Written exercise:
Print each line of the listing once more, precisely as given.

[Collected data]
— start —

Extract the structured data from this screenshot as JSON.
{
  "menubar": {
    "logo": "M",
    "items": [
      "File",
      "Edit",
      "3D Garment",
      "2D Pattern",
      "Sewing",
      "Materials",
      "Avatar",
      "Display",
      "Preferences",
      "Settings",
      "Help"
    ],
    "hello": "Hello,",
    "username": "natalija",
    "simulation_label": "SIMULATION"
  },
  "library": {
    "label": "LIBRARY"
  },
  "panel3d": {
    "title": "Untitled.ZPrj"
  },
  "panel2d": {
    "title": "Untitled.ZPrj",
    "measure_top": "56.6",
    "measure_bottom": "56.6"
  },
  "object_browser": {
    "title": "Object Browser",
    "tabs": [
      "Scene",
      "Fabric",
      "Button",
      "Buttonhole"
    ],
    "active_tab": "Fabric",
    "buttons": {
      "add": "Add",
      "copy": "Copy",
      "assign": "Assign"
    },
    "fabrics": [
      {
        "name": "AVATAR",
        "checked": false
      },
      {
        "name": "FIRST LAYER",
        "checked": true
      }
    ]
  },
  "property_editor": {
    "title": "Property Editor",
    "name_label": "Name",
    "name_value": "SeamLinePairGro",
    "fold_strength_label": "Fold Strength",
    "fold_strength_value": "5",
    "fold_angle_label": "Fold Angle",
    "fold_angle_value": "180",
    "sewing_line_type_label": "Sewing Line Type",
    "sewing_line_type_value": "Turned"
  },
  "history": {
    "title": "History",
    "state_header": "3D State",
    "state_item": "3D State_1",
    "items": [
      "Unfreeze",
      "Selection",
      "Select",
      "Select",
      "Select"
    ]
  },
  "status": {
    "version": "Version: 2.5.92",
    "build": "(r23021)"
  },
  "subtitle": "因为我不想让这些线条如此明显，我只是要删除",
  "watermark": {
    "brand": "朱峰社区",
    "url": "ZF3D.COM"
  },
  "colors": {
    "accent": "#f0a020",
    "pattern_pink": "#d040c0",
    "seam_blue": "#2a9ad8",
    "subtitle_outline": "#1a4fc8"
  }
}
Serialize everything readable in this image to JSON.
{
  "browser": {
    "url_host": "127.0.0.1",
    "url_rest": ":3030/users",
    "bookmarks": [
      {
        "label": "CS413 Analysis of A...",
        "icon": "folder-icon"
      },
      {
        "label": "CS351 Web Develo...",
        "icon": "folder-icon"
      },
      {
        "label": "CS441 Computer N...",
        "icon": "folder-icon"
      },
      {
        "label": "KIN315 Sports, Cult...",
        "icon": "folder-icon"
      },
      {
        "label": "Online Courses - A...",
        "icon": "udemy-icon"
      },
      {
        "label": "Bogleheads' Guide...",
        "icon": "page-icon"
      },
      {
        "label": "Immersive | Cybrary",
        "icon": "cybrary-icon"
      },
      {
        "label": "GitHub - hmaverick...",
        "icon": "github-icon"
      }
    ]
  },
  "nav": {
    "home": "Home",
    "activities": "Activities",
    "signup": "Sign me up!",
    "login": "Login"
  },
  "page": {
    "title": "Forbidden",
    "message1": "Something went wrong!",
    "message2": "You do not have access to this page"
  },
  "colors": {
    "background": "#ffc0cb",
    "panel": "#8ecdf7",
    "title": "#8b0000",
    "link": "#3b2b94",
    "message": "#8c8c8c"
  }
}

— end —

Complete output:
Extract the structured data from this screenshot as JSON.
{
  "menubar": {
    "logo": "M",
    "items": [
      "File",
      "Edit",
      "3D Garment",
      "2D Pattern",
      "Sewing",
      "Materials",
      "Avatar",
      "Display",
      "Preferences",
      "Settings",
      "Help"
    ],
    "hello": "Hello,",
    "username": "natalija",
    "simulation_label": "SIMULATION"
  },
  "library": {
    "label": "LIBRARY"
  },
  "panel3d": {
    "title": "Untitled.ZPrj"
  },
  "panel2d": {
    "title": "Untitled.ZPrj",
    "measure_top": "56.6",
    "measure_bottom": "56.6"
  },
  "object_browser": {
    "title": "Object Browser",
    "tabs": [
      "Scene",
      "Fabric",
      "Button",
      "Buttonhole"
    ],
    "active_tab": "Fabric",
    "buttons": {
      "add": "Add",
      "copy": "Copy",
      "assign": "Assign"
    },
    "fabrics": [
      {
        "name": "AVATAR",
        "checked": false
      },
      {
        "name": "FIRST LAYER",
        "checked": true
      }
    ]
  },
  "property_editor": {
    "title": "Property Editor",
    "name_label": "Name",
    "name_value": "SeamLinePairGro",
    "fold_strength_label": "Fold Strength",
    "fold_strength_value": "5",
    "fold_angle_label": "Fold Angle",
    "fold_angle_value": "180",
    "sewing_line_type_label": "Sewing Line Type",
    "sewing_line_type_value": "Turned"
  },
  "history": {
    "title": "History",
    "state_header": "3D State",
    "state_item": "3D State_1",
    "items": [
      "Unfreeze",
      "Selection",
      "Select",
      "Select",
      "Select"
    ]
  },
  "status": {
    "version": "Version: 2.5.92",
    "build": "(r23021)"
  },
  "subtitle": "因为我不想让这些线条如此明显，我只是要删除",
  "watermark": {
    "brand": "朱峰社区",
    "url": "ZF3D.COM"
  },
  "colors": {
    "accent": "#f0a020",
    "pattern_pink": "#d040c0",
    "seam_blue": "#2a9ad8",
    "subtitle_outline": "#1a4fc8"
  }
}
Serialize everything readable in this image to JSON.
{
  "browser": {
    "url_host": "127.0.0.1",
    "url_rest": ":3030/users",
    "bookmarks": [
      {
        "label": "CS413 Analysis of A...",
        "icon": "folder-icon"
      },
      {
        "label": "CS351 Web Develo...",
        "icon": "folder-icon"
      },
      {
        "label": "CS441 Computer N...",
        "icon": "folder-icon"
      },
      {
        "label": "KIN315 Sports, Cult...",
        "icon": "folder-icon"
      },
      {
        "label": "Online Courses - A...",
        "icon": "udemy-icon"
      },
      {
        "label": "Bogleheads' Guide...",
        "icon": "page-icon"
      },
      {
        "label": "Immersive | Cybrary",
        "icon": "cybrary-icon"
      },
      {
        "label": "GitHub - hmaverick...",
        "icon": "github-icon"
      }
    ]
  },
  "nav": {
    "home": "Home",
    "activities": "Activities",
    "signup": "Sign me up!",
    "login": "Login"
  },
  "page": {
    "title": "Forbidden",
    "message1": "Something went wrong!",
    "message2": "You do not have access to this page"
  },
  "colors": {
    "background": "#ffc0cb",
    "panel": "#8ecdf7",
    "title": "#8b0000",
    "link": "#3b2b94",
    "message": "#8c8c8c"
  }
}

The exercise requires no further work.